Directions.
From the entries below, extract every line that includes the word "Syllabus".

[start of Source data]

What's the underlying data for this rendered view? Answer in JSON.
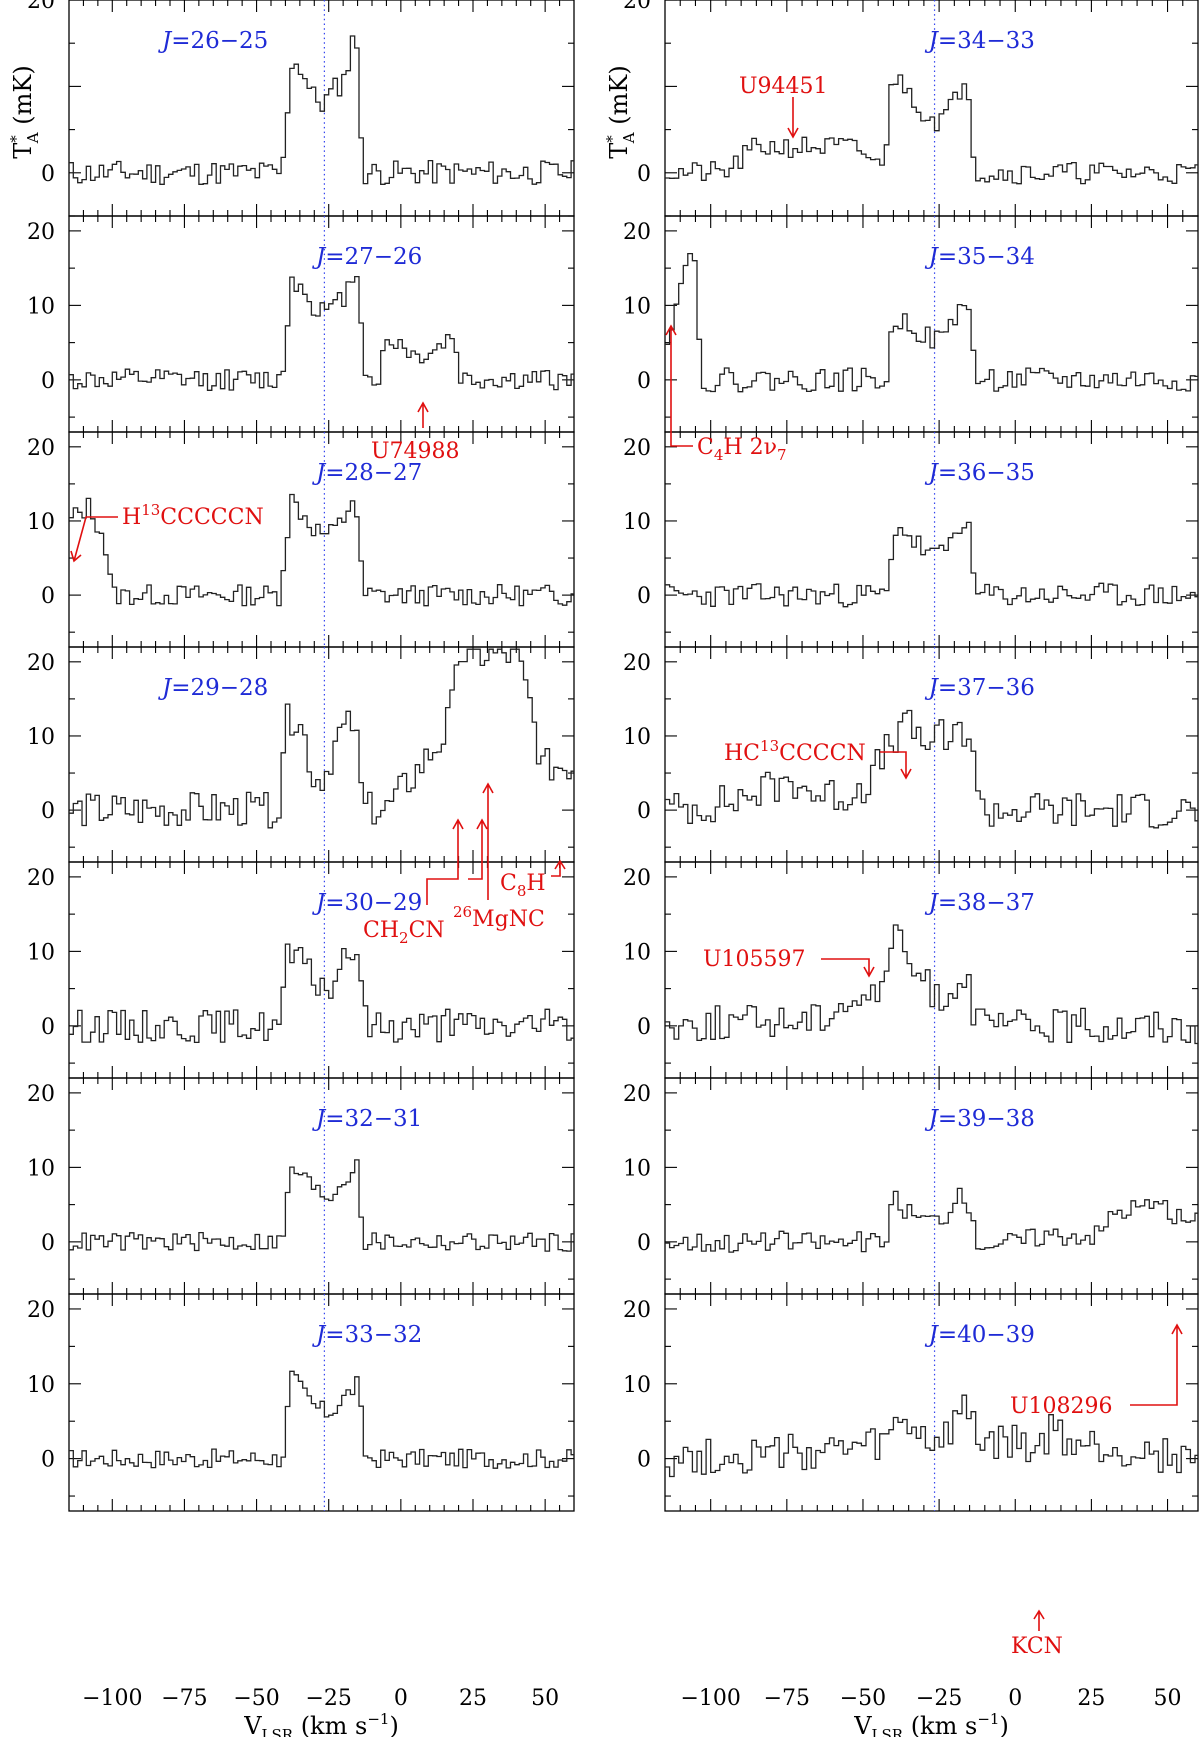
{
  "colors": {
    "transition_label": "#1f2bd6",
    "annotation": "#e01010",
    "trace": "#222222",
    "vline": "#3344ee"
  },
  "axes": {
    "ylabel": {
      "base": "T",
      "sup": "*",
      "sub": "A",
      "unit": " (mK)"
    },
    "xlabel": {
      "base": "V",
      "sub": "LSR",
      "unit_pre": " (km s",
      "unit_sup": "−1",
      "unit_post": ")"
    },
    "xlim": [
      -115,
      60
    ],
    "xticks": [
      -100,
      -75,
      -50,
      -25,
      0,
      25,
      50
    ],
    "xtick_labels": [
      "−100",
      "−75",
      "−50",
      "−25",
      "0",
      "25",
      "50"
    ],
    "ylim_panel": [
      -7,
      22
    ],
    "yticks": [
      0,
      10,
      20
    ],
    "ytick_labels": [
      "0",
      "10",
      "20"
    ],
    "ylim_top_panels": [
      -5,
      20
    ],
    "ytick_labels_top": [
      "0",
      "20"
    ],
    "systemic_velocity": -26.5
  },
  "chart_data": {
    "type": "line",
    "layout": "2 columns × 7 rows of stacked spectra",
    "series": [
      {
        "name": "J=26−25",
        "col": 0,
        "row": 0,
        "label": {
          "j": "J",
          "rest": "=26−25"
        },
        "segments": [
          [
            -115,
            0
          ],
          [
            -41,
            0
          ],
          [
            -38,
            13
          ],
          [
            -34,
            12
          ],
          [
            -31,
            9
          ],
          [
            -27,
            8
          ],
          [
            -22,
            10
          ],
          [
            -19,
            11
          ],
          [
            -16,
            18
          ],
          [
            -13,
            0
          ],
          [
            60,
            0
          ]
        ],
        "noise": 0.9,
        "seed": 11
      },
      {
        "name": "J=27−26",
        "col": 0,
        "row": 1,
        "label": {
          "j": "J",
          "rest": "=27−26"
        },
        "segments": [
          [
            -115,
            0
          ],
          [
            -41,
            0
          ],
          [
            -38,
            14
          ],
          [
            -34,
            12
          ],
          [
            -30,
            10
          ],
          [
            -25,
            9
          ],
          [
            -20,
            11
          ],
          [
            -15,
            15
          ],
          [
            -12,
            0
          ],
          [
            -8,
            0
          ],
          [
            -5,
            5
          ],
          [
            0,
            5
          ],
          [
            5,
            3
          ],
          [
            12,
            4
          ],
          [
            18,
            6
          ],
          [
            21,
            0
          ],
          [
            60,
            0
          ]
        ],
        "noise": 0.9,
        "seed": 12
      },
      {
        "name": "J=28−27",
        "col": 0,
        "row": 2,
        "label": {
          "j": "J",
          "rest": "=28−27"
        },
        "segments": [
          [
            -115,
            10
          ],
          [
            -108,
            12
          ],
          [
            -103,
            8
          ],
          [
            -100,
            0
          ],
          [
            -42,
            0
          ],
          [
            -38,
            13
          ],
          [
            -34,
            11
          ],
          [
            -30,
            9
          ],
          [
            -25,
            8
          ],
          [
            -20,
            10
          ],
          [
            -16,
            14
          ],
          [
            -13,
            0
          ],
          [
            60,
            0
          ]
        ],
        "noise": 0.9,
        "seed": 13
      },
      {
        "name": "J=29−28",
        "col": 0,
        "row": 3,
        "label": {
          "j": "J",
          "rest": "=29−28"
        },
        "segments": [
          [
            -115,
            0
          ],
          [
            -42,
            0
          ],
          [
            -39,
            13
          ],
          [
            -34,
            11
          ],
          [
            -30,
            4
          ],
          [
            -26,
            5
          ],
          [
            -22,
            10
          ],
          [
            -16,
            12
          ],
          [
            -13,
            0
          ],
          [
            -5,
            0
          ],
          [
            5,
            5
          ],
          [
            15,
            10
          ],
          [
            19,
            16
          ],
          [
            20,
            21
          ],
          [
            40,
            21
          ],
          [
            45,
            14
          ],
          [
            49,
            6
          ],
          [
            60,
            6
          ]
        ],
        "noise": 1.5,
        "seed": 14
      },
      {
        "name": "J=30−29",
        "col": 0,
        "row": 4,
        "label": {
          "j": "J",
          "rest": "=30−29"
        },
        "segments": [
          [
            -115,
            0
          ],
          [
            -42,
            0
          ],
          [
            -39,
            10
          ],
          [
            -34,
            8
          ],
          [
            -30,
            6
          ],
          [
            -25,
            5
          ],
          [
            -20,
            8
          ],
          [
            -15,
            11
          ],
          [
            -12,
            0
          ],
          [
            60,
            0
          ]
        ],
        "noise": 1.4,
        "seed": 15
      },
      {
        "name": "J=32−31",
        "col": 0,
        "row": 5,
        "label": {
          "j": "J",
          "rest": "=32−31"
        },
        "segments": [
          [
            -115,
            0
          ],
          [
            -41,
            0
          ],
          [
            -38,
            10
          ],
          [
            -34,
            9
          ],
          [
            -30,
            7
          ],
          [
            -25,
            6
          ],
          [
            -20,
            8
          ],
          [
            -15,
            11
          ],
          [
            -13,
            0
          ],
          [
            60,
            0
          ]
        ],
        "noise": 0.8,
        "seed": 16
      },
      {
        "name": "J=33−32",
        "col": 0,
        "row": 6,
        "label": {
          "j": "J",
          "rest": "=33−32"
        },
        "segments": [
          [
            -115,
            0
          ],
          [
            -41,
            0
          ],
          [
            -38,
            11
          ],
          [
            -34,
            9
          ],
          [
            -30,
            7
          ],
          [
            -25,
            6
          ],
          [
            -20,
            8
          ],
          [
            -15,
            10
          ],
          [
            -12,
            0
          ],
          [
            60,
            0
          ]
        ],
        "noise": 0.8,
        "seed": 17
      },
      {
        "name": "J=34−33",
        "col": 1,
        "row": 0,
        "label": {
          "j": "J",
          "rest": "=34−33"
        },
        "segments": [
          [
            -115,
            0
          ],
          [
            -95,
            0
          ],
          [
            -85,
            3
          ],
          [
            -75,
            3
          ],
          [
            -65,
            3
          ],
          [
            -55,
            3
          ],
          [
            -48,
            2
          ],
          [
            -43,
            0
          ],
          [
            -41,
            11
          ],
          [
            -36,
            10
          ],
          [
            -30,
            7
          ],
          [
            -25,
            6
          ],
          [
            -20,
            8
          ],
          [
            -16,
            12
          ],
          [
            -13,
            0
          ],
          [
            60,
            0
          ]
        ],
        "noise": 0.8,
        "seed": 21
      },
      {
        "name": "J=35−34",
        "col": 1,
        "row": 1,
        "label": {
          "j": "J",
          "rest": "=35−34"
        },
        "segments": [
          [
            -115,
            5
          ],
          [
            -110,
            12
          ],
          [
            -106,
            20
          ],
          [
            -103,
            0
          ],
          [
            -42,
            0
          ],
          [
            -40,
            8
          ],
          [
            -35,
            8
          ],
          [
            -30,
            6
          ],
          [
            -25,
            5
          ],
          [
            -20,
            8
          ],
          [
            -16,
            12
          ],
          [
            -13,
            0
          ],
          [
            60,
            0
          ]
        ],
        "noise": 1.0,
        "seed": 22
      },
      {
        "name": "J=36−35",
        "col": 1,
        "row": 2,
        "label": {
          "j": "J",
          "rest": "=36−35"
        },
        "segments": [
          [
            -115,
            0
          ],
          [
            -42,
            0
          ],
          [
            -39,
            10
          ],
          [
            -35,
            8
          ],
          [
            -30,
            6
          ],
          [
            -25,
            5
          ],
          [
            -20,
            8
          ],
          [
            -16,
            11
          ],
          [
            -13,
            0
          ],
          [
            60,
            0
          ]
        ],
        "noise": 1.0,
        "seed": 23
      },
      {
        "name": "J=37−36",
        "col": 1,
        "row": 3,
        "label": {
          "j": "J",
          "rest": "=37−36"
        },
        "segments": [
          [
            -115,
            0
          ],
          [
            -95,
            1
          ],
          [
            -80,
            3
          ],
          [
            -72,
            4
          ],
          [
            -65,
            2
          ],
          [
            -55,
            2
          ],
          [
            -48,
            4
          ],
          [
            -42,
            8
          ],
          [
            -38,
            11
          ],
          [
            -34,
            11
          ],
          [
            -30,
            9
          ],
          [
            -26,
            10
          ],
          [
            -21,
            9
          ],
          [
            -17,
            11
          ],
          [
            -14,
            10
          ],
          [
            -12,
            0
          ],
          [
            60,
            0
          ]
        ],
        "noise": 1.6,
        "seed": 24
      },
      {
        "name": "J=38−37",
        "col": 1,
        "row": 4,
        "label": {
          "j": "J",
          "rest": "=38−37"
        },
        "segments": [
          [
            -115,
            0
          ],
          [
            -65,
            1
          ],
          [
            -58,
            3
          ],
          [
            -50,
            4
          ],
          [
            -44,
            4
          ],
          [
            -41,
            12
          ],
          [
            -36,
            10
          ],
          [
            -33,
            7
          ],
          [
            -28,
            5
          ],
          [
            -24,
            4
          ],
          [
            -20,
            5
          ],
          [
            -16,
            8
          ],
          [
            -13,
            0
          ],
          [
            60,
            0
          ]
        ],
        "noise": 1.5,
        "seed": 25
      },
      {
        "name": "J=39−38",
        "col": 1,
        "row": 5,
        "label": {
          "j": "J",
          "rest": "=39−38"
        },
        "segments": [
          [
            -115,
            0
          ],
          [
            -42,
            0
          ],
          [
            -40,
            6
          ],
          [
            -35,
            4
          ],
          [
            -30,
            3
          ],
          [
            -25,
            3
          ],
          [
            -20,
            5
          ],
          [
            -16,
            7
          ],
          [
            -13,
            0
          ],
          [
            0,
            0
          ],
          [
            10,
            1
          ],
          [
            28,
            1
          ],
          [
            32,
            4
          ],
          [
            45,
            5
          ],
          [
            55,
            3
          ],
          [
            60,
            3
          ]
        ],
        "noise": 0.9,
        "seed": 26
      },
      {
        "name": "J=40−39",
        "col": 1,
        "row": 6,
        "label": {
          "j": "J",
          "rest": "=40−39"
        },
        "segments": [
          [
            -115,
            0
          ],
          [
            -55,
            1
          ],
          [
            -42,
            2
          ],
          [
            -38,
            5
          ],
          [
            -33,
            4
          ],
          [
            -28,
            2
          ],
          [
            -22,
            3
          ],
          [
            -18,
            6
          ],
          [
            -14,
            6
          ],
          [
            -12,
            2
          ],
          [
            0,
            2
          ],
          [
            8,
            1
          ],
          [
            12,
            4
          ],
          [
            18,
            2
          ],
          [
            60,
            0
          ]
        ],
        "noise": 1.6,
        "seed": 27
      }
    ]
  },
  "annotations": [
    {
      "text": "U74988"
    },
    {
      "text_pre": "H",
      "text_sup": "13",
      "text_post": "CCCCCN"
    },
    {
      "text_pre": "CH",
      "text_sub": "2",
      "text_post": "CN"
    },
    {
      "text_sup": "26",
      "text_post": "MgNC"
    },
    {
      "text_pre": "C",
      "text_sub": "8",
      "text_post": "H"
    },
    {
      "text": "U94451"
    },
    {
      "text_pre": "C",
      "text_sub": "4",
      "text_mid": "H  2ν",
      "text_sub2": "7"
    },
    {
      "text_pre": "HC",
      "text_sup": "13",
      "text_post": "CCCCN"
    },
    {
      "text": "U105597"
    },
    {
      "text": "U108296"
    },
    {
      "text": "KCN"
    }
  ]
}
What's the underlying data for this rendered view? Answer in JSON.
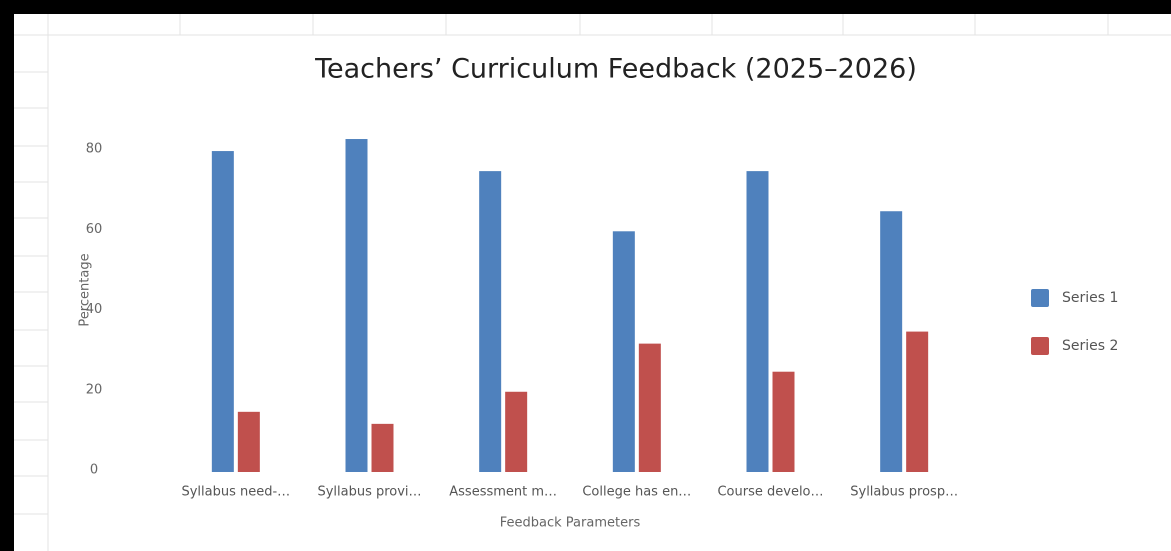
{
  "chart_data": {
    "type": "bar",
    "title": "Teachers’ Curriculum Feedback (2025–2026)",
    "x_label": "Feedback Parameters",
    "y_label": "Percentage",
    "categories": [
      "Syllabus need-…",
      "Syllabus provi…",
      "Assessment m…",
      "College has en…",
      "Course develo…",
      "Syllabus prosp…"
    ],
    "series": [
      {
        "name": "Series 1",
        "color": "#4f81bd",
        "values": [
          80,
          83,
          75,
          60,
          75,
          65
        ]
      },
      {
        "name": "Series 2",
        "color": "#c0504d",
        "values": [
          15,
          12,
          20,
          32,
          25,
          35
        ]
      }
    ],
    "ylim": [
      0,
      85
    ],
    "yticks": [
      0,
      20,
      40,
      60,
      80
    ],
    "grid": false,
    "legend": "right"
  }
}
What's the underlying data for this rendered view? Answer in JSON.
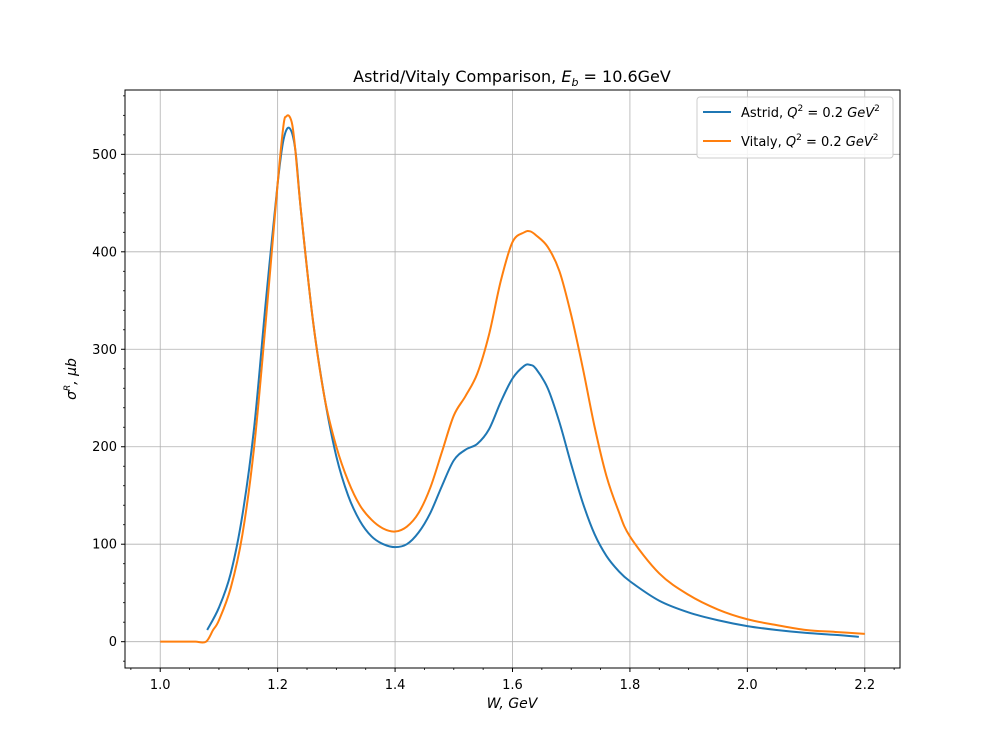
{
  "chart_data": {
    "type": "line",
    "title": "Astrid/Vitaly Comparison, E_b = 10.6GeV",
    "title_parts": {
      "prefix": "Astrid/Vitaly Comparison, ",
      "math": "E",
      "math_sub": "b",
      "math_rest": " = 10.6GeV"
    },
    "xlabel": "W, GeV",
    "ylabel": "σR, μb",
    "ylabel_parts": {
      "symbol": "σ",
      "sup": "R",
      "rest": ", μb"
    },
    "xlim": [
      0.94,
      2.26
    ],
    "ylim": [
      -27,
      566
    ],
    "x_ticks": [
      1.0,
      1.2,
      1.4,
      1.6,
      1.8,
      2.0,
      2.2
    ],
    "x_tick_labels": [
      "1.0",
      "1.2",
      "1.4",
      "1.6",
      "1.8",
      "2.0",
      "2.2"
    ],
    "y_ticks": [
      0,
      100,
      200,
      300,
      400,
      500
    ],
    "y_tick_labels": [
      "0",
      "100",
      "200",
      "300",
      "400",
      "500"
    ],
    "grid": true,
    "legend_position": "top-right",
    "series": [
      {
        "name": "Astrid, Q2 = 0.2 GeV2",
        "label_prefix": "Astrid, ",
        "color": "#1f77b4",
        "x": [
          1.08,
          1.1,
          1.12,
          1.14,
          1.16,
          1.18,
          1.2,
          1.21,
          1.22,
          1.23,
          1.24,
          1.26,
          1.28,
          1.3,
          1.32,
          1.34,
          1.36,
          1.38,
          1.4,
          1.42,
          1.44,
          1.46,
          1.48,
          1.5,
          1.52,
          1.54,
          1.56,
          1.58,
          1.6,
          1.62,
          1.63,
          1.64,
          1.66,
          1.68,
          1.7,
          1.72,
          1.74,
          1.76,
          1.78,
          1.8,
          1.85,
          1.9,
          1.95,
          2.0,
          2.05,
          2.1,
          2.15,
          2.19
        ],
        "y": [
          12,
          35,
          70,
          130,
          220,
          350,
          470,
          515,
          527,
          505,
          440,
          330,
          250,
          190,
          150,
          124,
          108,
          100,
          97,
          100,
          112,
          132,
          160,
          186,
          197,
          203,
          218,
          246,
          270,
          283,
          284,
          280,
          260,
          225,
          182,
          142,
          110,
          88,
          73,
          62,
          42,
          30,
          22,
          16,
          12,
          9,
          7,
          5
        ]
      },
      {
        "name": "Vitaly, Q2 = 0.2 GeV2",
        "label_prefix": "Vitaly, ",
        "color": "#ff7f0e",
        "x": [
          1.0,
          1.02,
          1.04,
          1.06,
          1.078,
          1.09,
          1.1,
          1.12,
          1.14,
          1.16,
          1.18,
          1.2,
          1.21,
          1.215,
          1.22,
          1.225,
          1.23,
          1.24,
          1.26,
          1.28,
          1.3,
          1.32,
          1.34,
          1.36,
          1.38,
          1.4,
          1.42,
          1.44,
          1.46,
          1.48,
          1.5,
          1.52,
          1.54,
          1.56,
          1.58,
          1.6,
          1.62,
          1.63,
          1.64,
          1.66,
          1.68,
          1.7,
          1.72,
          1.74,
          1.76,
          1.78,
          1.8,
          1.85,
          1.9,
          1.95,
          2.0,
          2.05,
          2.1,
          2.15,
          2.2
        ],
        "y": [
          0,
          0,
          0,
          0,
          0,
          12,
          22,
          55,
          110,
          200,
          330,
          470,
          530,
          539,
          539,
          530,
          505,
          440,
          330,
          250,
          200,
          165,
          140,
          125,
          116,
          113,
          118,
          132,
          158,
          195,
          232,
          252,
          275,
          315,
          370,
          410,
          420,
          421,
          417,
          405,
          380,
          335,
          280,
          220,
          170,
          135,
          108,
          70,
          48,
          33,
          23,
          17,
          12,
          10,
          8
        ]
      }
    ]
  }
}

[end of Source data]

Task solution.
      "Syllabus need-…",
      "Syllabus provi…",
      "Syllabus prosp…"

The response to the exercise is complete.